* _Work to complete_
Return all lines from the listing below in which the string "Bakanı" occurs.
--------------------------------------------------
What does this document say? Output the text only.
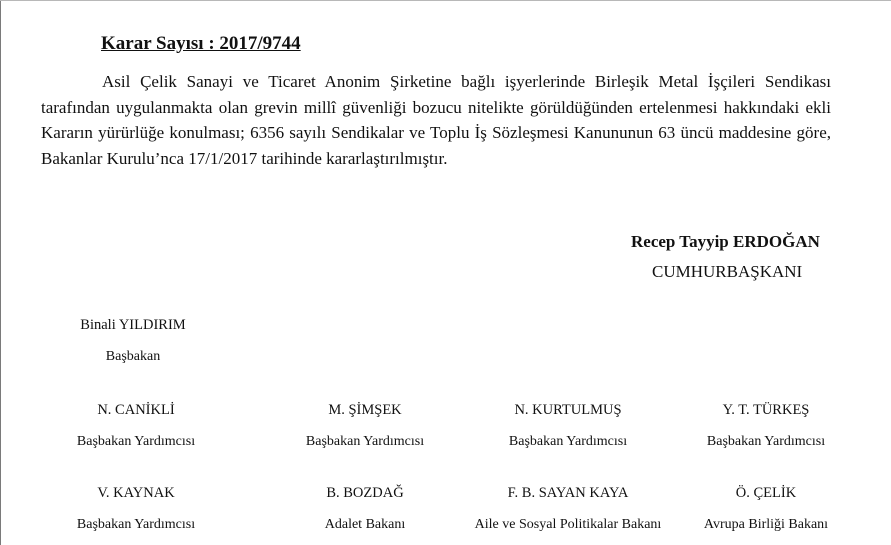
Karar Sayısı : 2017/9744

Asil Çelik Sanayi ve Ticaret Anonim Şirketine bağlı işyerlerinde Birleşik Metal İşçileri Sendikası tarafından uygulanmakta olan grevin millî güvenliği bozucu nitelikte görüldüğünden ertelenmesi hakkındaki ekli Kararın yürürlüğe konulması; 6356 sayılı Sendikalar ve Toplu İş Sözleşmesi Kanununun 63 üncü maddesine göre, Bakanlar Kurulu’nca 17/1/2017 tarihinde kararlaştırılmıştır.

Recep Tayyip ERDOĞAN
CUMHURBAŞKANI
Binali YILDIRIM
Başbakan
N. CANİKLİ
Başbakan Yardımcısı
M. ŞİMŞEK
Başbakan Yardımcısı
N. KURTULMUŞ
Başbakan Yardımcısı
Y. T. TÜRKEŞ
Başbakan Yardımcısı
V. KAYNAK
Başbakan Yardımcısı
B. BOZDAĞ
Adalet Bakanı
F. B. SAYAN KAYA
Aile ve Sosyal Politikalar Bakanı
Ö. ÇELİK
Avrupa Birliği Bakanı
--------------------------------------------------
* _Expected answer_
Adalet Bakanı
Aile ve Sosyal Politikalar Bakanı
Avrupa Birliği Bakanı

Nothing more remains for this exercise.